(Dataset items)
+ + + + +
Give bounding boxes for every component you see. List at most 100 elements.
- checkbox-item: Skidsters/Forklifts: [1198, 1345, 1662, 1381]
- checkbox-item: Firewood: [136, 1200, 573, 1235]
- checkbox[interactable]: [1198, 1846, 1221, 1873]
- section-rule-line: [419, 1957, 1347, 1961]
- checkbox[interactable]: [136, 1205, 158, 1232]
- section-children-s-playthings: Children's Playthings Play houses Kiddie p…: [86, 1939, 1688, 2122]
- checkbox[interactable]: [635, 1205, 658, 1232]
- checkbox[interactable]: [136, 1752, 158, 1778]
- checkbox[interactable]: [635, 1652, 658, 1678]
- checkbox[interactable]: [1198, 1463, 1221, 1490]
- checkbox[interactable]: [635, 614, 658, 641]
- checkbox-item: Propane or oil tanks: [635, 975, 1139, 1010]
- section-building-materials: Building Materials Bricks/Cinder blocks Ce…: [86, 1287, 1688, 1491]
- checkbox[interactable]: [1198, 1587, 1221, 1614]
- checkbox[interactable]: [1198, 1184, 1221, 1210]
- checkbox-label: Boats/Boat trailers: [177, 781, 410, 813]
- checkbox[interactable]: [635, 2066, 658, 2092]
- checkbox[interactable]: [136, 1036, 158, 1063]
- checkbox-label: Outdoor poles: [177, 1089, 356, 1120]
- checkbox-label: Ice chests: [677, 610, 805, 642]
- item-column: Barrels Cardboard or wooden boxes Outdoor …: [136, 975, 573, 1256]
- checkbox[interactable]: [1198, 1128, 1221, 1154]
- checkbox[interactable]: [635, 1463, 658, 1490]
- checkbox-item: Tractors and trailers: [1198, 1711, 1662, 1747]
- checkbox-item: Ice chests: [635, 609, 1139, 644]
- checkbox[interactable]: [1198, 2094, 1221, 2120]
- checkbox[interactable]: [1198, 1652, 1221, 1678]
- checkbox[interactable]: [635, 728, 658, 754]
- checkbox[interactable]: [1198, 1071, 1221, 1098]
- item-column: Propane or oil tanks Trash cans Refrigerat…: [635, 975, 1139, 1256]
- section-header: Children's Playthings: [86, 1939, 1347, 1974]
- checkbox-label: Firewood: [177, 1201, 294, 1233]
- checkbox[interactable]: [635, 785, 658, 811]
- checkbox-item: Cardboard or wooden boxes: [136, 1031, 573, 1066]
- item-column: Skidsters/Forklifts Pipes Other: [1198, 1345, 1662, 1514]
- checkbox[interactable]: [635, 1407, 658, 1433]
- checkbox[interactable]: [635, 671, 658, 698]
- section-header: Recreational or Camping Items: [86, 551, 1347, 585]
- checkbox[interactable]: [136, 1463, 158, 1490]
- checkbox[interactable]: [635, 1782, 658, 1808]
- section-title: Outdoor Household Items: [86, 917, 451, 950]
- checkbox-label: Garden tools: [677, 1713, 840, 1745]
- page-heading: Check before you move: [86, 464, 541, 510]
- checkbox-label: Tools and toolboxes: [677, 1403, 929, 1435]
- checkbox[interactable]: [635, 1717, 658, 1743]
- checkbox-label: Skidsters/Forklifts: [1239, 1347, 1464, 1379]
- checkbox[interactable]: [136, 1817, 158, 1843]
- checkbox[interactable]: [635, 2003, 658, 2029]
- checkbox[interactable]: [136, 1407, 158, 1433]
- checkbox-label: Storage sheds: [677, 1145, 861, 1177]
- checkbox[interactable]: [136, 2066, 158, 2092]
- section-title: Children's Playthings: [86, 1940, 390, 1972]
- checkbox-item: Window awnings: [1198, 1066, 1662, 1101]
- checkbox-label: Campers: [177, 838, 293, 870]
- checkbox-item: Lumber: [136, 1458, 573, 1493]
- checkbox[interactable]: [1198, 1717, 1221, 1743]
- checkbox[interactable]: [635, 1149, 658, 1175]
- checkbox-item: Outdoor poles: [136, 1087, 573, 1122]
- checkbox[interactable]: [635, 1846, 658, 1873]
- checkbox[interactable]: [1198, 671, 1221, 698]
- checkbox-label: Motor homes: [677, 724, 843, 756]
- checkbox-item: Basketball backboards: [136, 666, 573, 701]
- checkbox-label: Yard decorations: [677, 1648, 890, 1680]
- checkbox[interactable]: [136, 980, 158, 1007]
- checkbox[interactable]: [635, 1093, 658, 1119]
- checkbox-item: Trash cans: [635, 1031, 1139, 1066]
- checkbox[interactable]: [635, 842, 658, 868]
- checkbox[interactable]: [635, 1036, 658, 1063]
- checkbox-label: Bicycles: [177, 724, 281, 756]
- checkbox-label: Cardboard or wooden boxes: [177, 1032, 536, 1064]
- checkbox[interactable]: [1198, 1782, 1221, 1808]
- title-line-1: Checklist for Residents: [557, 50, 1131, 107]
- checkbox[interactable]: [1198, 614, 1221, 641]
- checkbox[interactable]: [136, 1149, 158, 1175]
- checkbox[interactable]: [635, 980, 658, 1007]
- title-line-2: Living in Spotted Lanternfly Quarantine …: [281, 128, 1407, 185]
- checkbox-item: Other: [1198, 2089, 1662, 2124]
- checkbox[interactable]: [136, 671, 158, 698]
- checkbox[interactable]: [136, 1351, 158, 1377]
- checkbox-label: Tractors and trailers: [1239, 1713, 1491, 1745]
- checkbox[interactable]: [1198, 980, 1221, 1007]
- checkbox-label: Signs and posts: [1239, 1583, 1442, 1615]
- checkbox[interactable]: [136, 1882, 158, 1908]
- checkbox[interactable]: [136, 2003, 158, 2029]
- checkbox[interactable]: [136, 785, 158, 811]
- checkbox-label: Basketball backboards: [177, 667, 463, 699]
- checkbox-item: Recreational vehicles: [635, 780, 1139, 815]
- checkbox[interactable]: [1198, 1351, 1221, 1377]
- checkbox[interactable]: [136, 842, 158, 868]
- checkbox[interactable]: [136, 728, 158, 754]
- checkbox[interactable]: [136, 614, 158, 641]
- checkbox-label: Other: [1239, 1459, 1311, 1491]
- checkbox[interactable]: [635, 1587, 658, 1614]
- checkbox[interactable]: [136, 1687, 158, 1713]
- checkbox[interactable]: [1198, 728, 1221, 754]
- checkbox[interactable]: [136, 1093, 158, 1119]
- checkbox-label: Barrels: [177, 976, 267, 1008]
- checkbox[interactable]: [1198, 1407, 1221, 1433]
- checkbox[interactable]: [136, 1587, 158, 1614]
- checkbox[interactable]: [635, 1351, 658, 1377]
+ + + + +
Your objective — Render each line of the material above as a Markdown table with two columns, Row and Line. Give the row number in Row and the line itself in Line, and leave out blank lines.

Result of this task —
| Row | Line |
|---|---|
| 1 | Give bounding boxes for every component you see. List at most 100 elements. |
| 2 | - checkbox-item: Skidsters/Forklifts: [1198, 1345, 1662, 1381] |
| 3 | - checkbox-item: Firewood: [136, 1200, 573, 1235] |
| 4 | - checkbox[interactable]: [1198, 1846, 1221, 1873] |
| 5 | - section-rule-line: [419, 1957, 1347, 1961] |
| 6 | - checkbox[interactable]: [136, 1205, 158, 1232] |
| 7 | - section-children-s-playthings: Children's Playthings Play houses Kiddie p…: [86, 1939, 1688, 2122] |
| 8 | - checkbox[interactable]: [635, 1205, 658, 1232] |
| 9 | - checkbox[interactable]: [136, 1752, 158, 1778] |
| 10 | - checkbox[interactable]: [635, 1652, 658, 1678] |
| 11 | - checkbox[interactable]: [1198, 1463, 1221, 1490] |
| 12 | - checkbox[interactable]: [635, 614, 658, 641] |
| 13 | - checkbox-item: Propane or oil tanks: [635, 975, 1139, 1010] |
| 14 | - section-building-materials: Building Materials Bricks/Cinder blocks Ce…: [86, 1287, 1688, 1491] |
| 15 | - checkbox[interactable]: [1198, 1587, 1221, 1614] |
| 16 | - checkbox[interactable]: [1198, 1184, 1221, 1210] |
| 17 | - checkbox-label: Boats/Boat trailers: [177, 781, 410, 813] |
| 18 | - checkbox[interactable]: [635, 2066, 658, 2092] |
| 19 | - checkbox[interactable]: [136, 1036, 158, 1063] |
| 20 | - checkbox-label: Outdoor poles: [177, 1089, 356, 1120] |
| 21 | - checkbox-label: Ice chests: [677, 610, 805, 642] |
| 22 | - item-column: Barrels Cardboard or wooden boxes Outdoor …: [136, 975, 573, 1256] |
| 23 | - checkbox[interactable]: [1198, 1128, 1221, 1154] |
| 24 | - checkbox[interactable]: [635, 1463, 658, 1490] |
| 25 | - checkbox-item: Tractors and trailers: [1198, 1711, 1662, 1747] |
| 26 | - checkbox-item: Ice chests: [635, 609, 1139, 644] |
| 27 | - checkbox[interactable]: [1198, 2094, 1221, 2120] |
| 28 | - checkbox[interactable]: [1198, 1652, 1221, 1678] |
| 29 | - checkbox[interactable]: [635, 728, 658, 754] |
| 30 | - checkbox[interactable]: [1198, 1071, 1221, 1098] |
| 31 | - item-column: Propane or oil tanks Trash cans Refrigerat…: [635, 975, 1139, 1256] |
| 32 | - section-header: Children's Playthings: [86, 1939, 1347, 1974] |
| 33 | - checkbox-label: Firewood: [177, 1201, 294, 1233] |
| 34 | - checkbox[interactable]: [635, 785, 658, 811] |
| 35 | - checkbox-item: Cardboard or wooden boxes: [136, 1031, 573, 1066] |
| 36 | - item-column: Skidsters/Forklifts Pipes Other: [1198, 1345, 1662, 1514] |
| 37 | - checkbox[interactable]: [635, 1407, 658, 1433] |
| 38 | - checkbox[interactable]: [635, 671, 658, 698] |
| 39 | - section-header: Recreational or Camping Items: [86, 551, 1347, 585] |
| 40 | - checkbox[interactable]: [136, 1463, 158, 1490] |
| 41 | - checkbox[interactable]: [635, 1782, 658, 1808] |
| 42 | - section-title: Outdoor Household Items: [86, 917, 451, 950] |
| 43 | - checkbox-label: Garden tools: [677, 1713, 840, 1745] |
| 44 | - page-heading: Check before you move: [86, 464, 541, 510] |
| 45 | - checkbox-label: Tools and toolboxes: [677, 1403, 929, 1435] |
| 46 | - checkbox[interactable]: [635, 1717, 658, 1743] |
| 47 | - checkbox-label: Skidsters/Forklifts: [1239, 1347, 1464, 1379] |
| 48 | - checkbox[interactable]: [136, 1817, 158, 1843] |
| 49 | - checkbox[interactable]: [635, 2003, 658, 2029] |
| 50 | - checkbox[interactable]: [136, 1407, 158, 1433] |
| 51 | - checkbox-label: Storage sheds: [677, 1145, 861, 1177] |
| 52 | - checkbox[interactable]: [136, 2066, 158, 2092] |
| 53 | - section-title: Children's Playthings: [86, 1940, 390, 1972] |
| 54 | - checkbox-item: Window awnings: [1198, 1066, 1662, 1101] |
| 55 | - checkbox-label: Campers: [177, 838, 293, 870] |
| 56 | - checkbox-item: Lumber: [136, 1458, 573, 1493] |
| 57 | - checkbox[interactable]: [1198, 1717, 1221, 1743] |
| 58 | - checkbox[interactable]: [635, 1149, 658, 1175] |
| 59 | - checkbox-item: Outdoor poles: [136, 1087, 573, 1122] |
| 60 | - checkbox[interactable]: [635, 1846, 658, 1873] |
| 61 | - checkbox[interactable]: [1198, 671, 1221, 698] |
| 62 | - checkbox-label: Motor homes: [677, 724, 843, 756] |
| 63 | - checkbox-item: Basketball backboards: [136, 666, 573, 701] |
| 64 | - checkbox-label: Yard decorations: [677, 1648, 890, 1680] |
| 65 | - checkbox[interactable]: [136, 980, 158, 1007] |
| 66 | - checkbox[interactable]: [635, 1093, 658, 1119] |
| 67 | - checkbox-item: Trash cans: [635, 1031, 1139, 1066] |
| 68 | - checkbox[interactable]: [635, 842, 658, 868] |
| 69 | - checkbox[interactable]: [635, 1036, 658, 1063] |
| 70 | - checkbox-label: Bicycles: [177, 724, 281, 756] |
| 71 | - checkbox-label: Cardboard or wooden boxes: [177, 1032, 536, 1064] |
| 72 | - checkbox[interactable]: [1198, 1782, 1221, 1808] |
| 73 | - title-line-1: Checklist for Residents: [557, 50, 1131, 107] |
| 74 | - checkbox[interactable]: [1198, 614, 1221, 641] |
| 75 | - checkbox[interactable]: [136, 1149, 158, 1175] |
| 76 | - checkbox[interactable]: [635, 980, 658, 1007] |
| 77 | - title-line-2: Living in Spotted Lanternfly Quarantine …: [281, 128, 1407, 185] |
| 78 | - checkbox-item: Other: [1198, 2089, 1662, 2124] |
| 79 | - checkbox[interactable]: [136, 671, 158, 698] |
| 80 | - checkbox[interactable]: [136, 1351, 158, 1377] |
| 81 | - checkbox-label: Tractors and trailers: [1239, 1713, 1491, 1745] |
| 82 | - checkbox[interactable]: [1198, 980, 1221, 1007] |
| 83 | - checkbox-label: Signs and posts: [1239, 1583, 1442, 1615] |
| 84 | - checkbox[interactable]: [136, 1882, 158, 1908] |
| 85 | - checkbox[interactable]: [136, 2003, 158, 2029] |
| 86 | - checkbox[interactable]: [136, 785, 158, 811] |
| 87 | - checkbox-label: Basketball backboards: [177, 667, 463, 699] |
| 88 | - checkbox-item: Recreational vehicles: [635, 780, 1139, 815] |
| 89 | - checkbox[interactable]: [1198, 1351, 1221, 1377] |
| 90 | - checkbox[interactable]: [136, 842, 158, 868] |
| 91 | - checkbox[interactable]: [136, 728, 158, 754] |
| 92 | - checkbox[interactable]: [136, 614, 158, 641] |
| 93 | - checkbox-label: Other: [1239, 1459, 1311, 1491] |
| 94 | - checkbox[interactable]: [635, 1587, 658, 1614] |
| 95 | - checkbox[interactable]: [136, 1687, 158, 1713] |
| 96 | - checkbox[interactable]: [1198, 728, 1221, 754] |
| 97 | - checkbox[interactable]: [136, 1093, 158, 1119] |
| 98 | - checkbox-label: Barrels: [177, 976, 267, 1008] |
| 99 | - checkbox[interactable]: [1198, 1407, 1221, 1433] |
| 100 | - checkbox[interactable]: [136, 1587, 158, 1614] |
| 101 | - checkbox[interactable]: [635, 1351, 658, 1377] |